Given task: Below are the entries; count the lines in them that contain the word "this" and give only the number.

Information supplied:

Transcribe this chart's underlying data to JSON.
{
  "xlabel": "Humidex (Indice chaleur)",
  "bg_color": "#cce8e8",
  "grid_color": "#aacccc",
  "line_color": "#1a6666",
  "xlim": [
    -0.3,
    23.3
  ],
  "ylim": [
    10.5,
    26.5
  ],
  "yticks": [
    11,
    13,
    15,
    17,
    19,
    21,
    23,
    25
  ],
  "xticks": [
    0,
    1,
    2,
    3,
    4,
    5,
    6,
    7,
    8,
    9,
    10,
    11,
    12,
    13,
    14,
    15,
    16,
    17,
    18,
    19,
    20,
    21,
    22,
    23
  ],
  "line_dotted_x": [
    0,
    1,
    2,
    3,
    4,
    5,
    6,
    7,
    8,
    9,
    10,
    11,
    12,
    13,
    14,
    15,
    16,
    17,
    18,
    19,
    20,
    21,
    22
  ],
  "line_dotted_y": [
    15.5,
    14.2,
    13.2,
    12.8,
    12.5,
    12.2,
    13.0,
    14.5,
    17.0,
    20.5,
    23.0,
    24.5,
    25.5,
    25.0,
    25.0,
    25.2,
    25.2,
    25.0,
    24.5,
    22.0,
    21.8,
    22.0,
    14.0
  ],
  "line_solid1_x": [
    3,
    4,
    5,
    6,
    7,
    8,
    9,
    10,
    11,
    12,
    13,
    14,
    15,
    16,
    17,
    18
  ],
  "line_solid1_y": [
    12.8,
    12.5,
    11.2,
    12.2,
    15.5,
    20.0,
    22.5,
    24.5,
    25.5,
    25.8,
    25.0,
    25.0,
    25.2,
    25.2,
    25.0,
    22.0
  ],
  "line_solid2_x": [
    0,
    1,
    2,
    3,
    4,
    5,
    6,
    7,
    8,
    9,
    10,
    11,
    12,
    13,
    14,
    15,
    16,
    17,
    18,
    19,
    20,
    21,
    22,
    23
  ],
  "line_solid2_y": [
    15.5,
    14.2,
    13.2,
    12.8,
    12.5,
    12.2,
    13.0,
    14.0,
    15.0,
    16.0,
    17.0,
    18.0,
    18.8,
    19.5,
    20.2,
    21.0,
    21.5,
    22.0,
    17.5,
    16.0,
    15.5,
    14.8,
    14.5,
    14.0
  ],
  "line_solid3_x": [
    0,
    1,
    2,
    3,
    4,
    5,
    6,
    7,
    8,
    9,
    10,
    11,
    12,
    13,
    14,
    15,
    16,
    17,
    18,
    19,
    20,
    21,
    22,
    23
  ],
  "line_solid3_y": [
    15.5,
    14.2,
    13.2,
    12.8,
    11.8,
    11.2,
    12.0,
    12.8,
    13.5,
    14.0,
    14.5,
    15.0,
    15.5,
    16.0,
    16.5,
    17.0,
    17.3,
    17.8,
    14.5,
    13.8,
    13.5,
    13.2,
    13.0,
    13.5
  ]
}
==
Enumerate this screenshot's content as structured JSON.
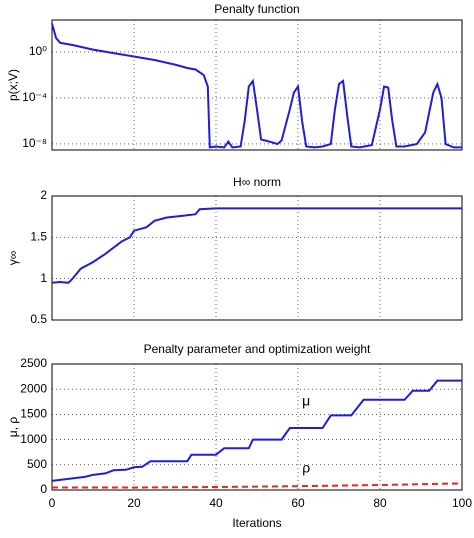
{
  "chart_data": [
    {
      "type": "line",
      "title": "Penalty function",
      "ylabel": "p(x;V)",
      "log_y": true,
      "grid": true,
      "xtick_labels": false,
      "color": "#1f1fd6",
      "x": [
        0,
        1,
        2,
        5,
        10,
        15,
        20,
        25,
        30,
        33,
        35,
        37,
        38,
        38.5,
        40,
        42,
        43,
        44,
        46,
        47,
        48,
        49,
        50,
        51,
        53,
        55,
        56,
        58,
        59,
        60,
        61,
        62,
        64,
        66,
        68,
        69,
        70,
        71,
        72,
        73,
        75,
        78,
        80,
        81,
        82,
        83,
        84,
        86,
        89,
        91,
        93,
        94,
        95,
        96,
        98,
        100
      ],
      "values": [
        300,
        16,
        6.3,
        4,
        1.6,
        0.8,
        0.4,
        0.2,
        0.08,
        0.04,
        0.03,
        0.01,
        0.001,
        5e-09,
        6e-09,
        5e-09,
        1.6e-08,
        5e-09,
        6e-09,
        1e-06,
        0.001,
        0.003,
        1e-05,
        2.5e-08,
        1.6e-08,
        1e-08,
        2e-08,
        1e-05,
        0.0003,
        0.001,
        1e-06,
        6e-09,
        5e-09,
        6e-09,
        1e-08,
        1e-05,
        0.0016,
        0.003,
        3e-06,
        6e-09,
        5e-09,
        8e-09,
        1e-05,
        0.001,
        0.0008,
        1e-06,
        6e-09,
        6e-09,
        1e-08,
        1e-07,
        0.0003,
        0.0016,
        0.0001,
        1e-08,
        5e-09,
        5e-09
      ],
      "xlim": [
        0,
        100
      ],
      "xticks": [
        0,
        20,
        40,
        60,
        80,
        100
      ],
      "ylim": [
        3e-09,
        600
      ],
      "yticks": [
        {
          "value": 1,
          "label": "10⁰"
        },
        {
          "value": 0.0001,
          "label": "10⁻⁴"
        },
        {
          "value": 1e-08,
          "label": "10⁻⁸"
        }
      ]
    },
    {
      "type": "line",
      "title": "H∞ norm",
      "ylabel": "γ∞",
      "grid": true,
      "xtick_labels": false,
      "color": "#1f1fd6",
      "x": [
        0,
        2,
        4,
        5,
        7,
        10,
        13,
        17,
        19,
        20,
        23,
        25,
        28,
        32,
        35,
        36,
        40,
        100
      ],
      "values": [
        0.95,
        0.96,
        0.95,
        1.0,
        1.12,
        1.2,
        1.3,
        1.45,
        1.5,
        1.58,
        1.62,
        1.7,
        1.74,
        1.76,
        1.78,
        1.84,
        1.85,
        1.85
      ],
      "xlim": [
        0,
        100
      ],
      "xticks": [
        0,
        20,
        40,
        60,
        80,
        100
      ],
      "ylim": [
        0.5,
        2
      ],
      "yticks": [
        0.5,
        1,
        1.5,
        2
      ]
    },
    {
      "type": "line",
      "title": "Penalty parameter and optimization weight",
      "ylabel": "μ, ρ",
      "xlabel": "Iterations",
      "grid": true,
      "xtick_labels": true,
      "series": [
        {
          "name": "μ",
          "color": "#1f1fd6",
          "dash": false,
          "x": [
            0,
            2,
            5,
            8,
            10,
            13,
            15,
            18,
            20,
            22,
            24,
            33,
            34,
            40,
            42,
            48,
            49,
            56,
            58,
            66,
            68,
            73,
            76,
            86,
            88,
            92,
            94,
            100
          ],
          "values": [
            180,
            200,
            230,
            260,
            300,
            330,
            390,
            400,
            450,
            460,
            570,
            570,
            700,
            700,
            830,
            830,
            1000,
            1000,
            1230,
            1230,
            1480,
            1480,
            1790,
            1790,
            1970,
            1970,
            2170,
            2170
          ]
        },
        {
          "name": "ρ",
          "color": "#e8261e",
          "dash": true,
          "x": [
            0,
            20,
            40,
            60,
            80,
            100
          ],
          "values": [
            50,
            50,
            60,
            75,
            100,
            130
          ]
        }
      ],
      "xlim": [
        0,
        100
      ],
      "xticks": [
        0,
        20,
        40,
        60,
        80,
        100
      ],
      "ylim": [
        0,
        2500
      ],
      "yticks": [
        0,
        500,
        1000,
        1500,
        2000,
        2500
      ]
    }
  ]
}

Task result: 2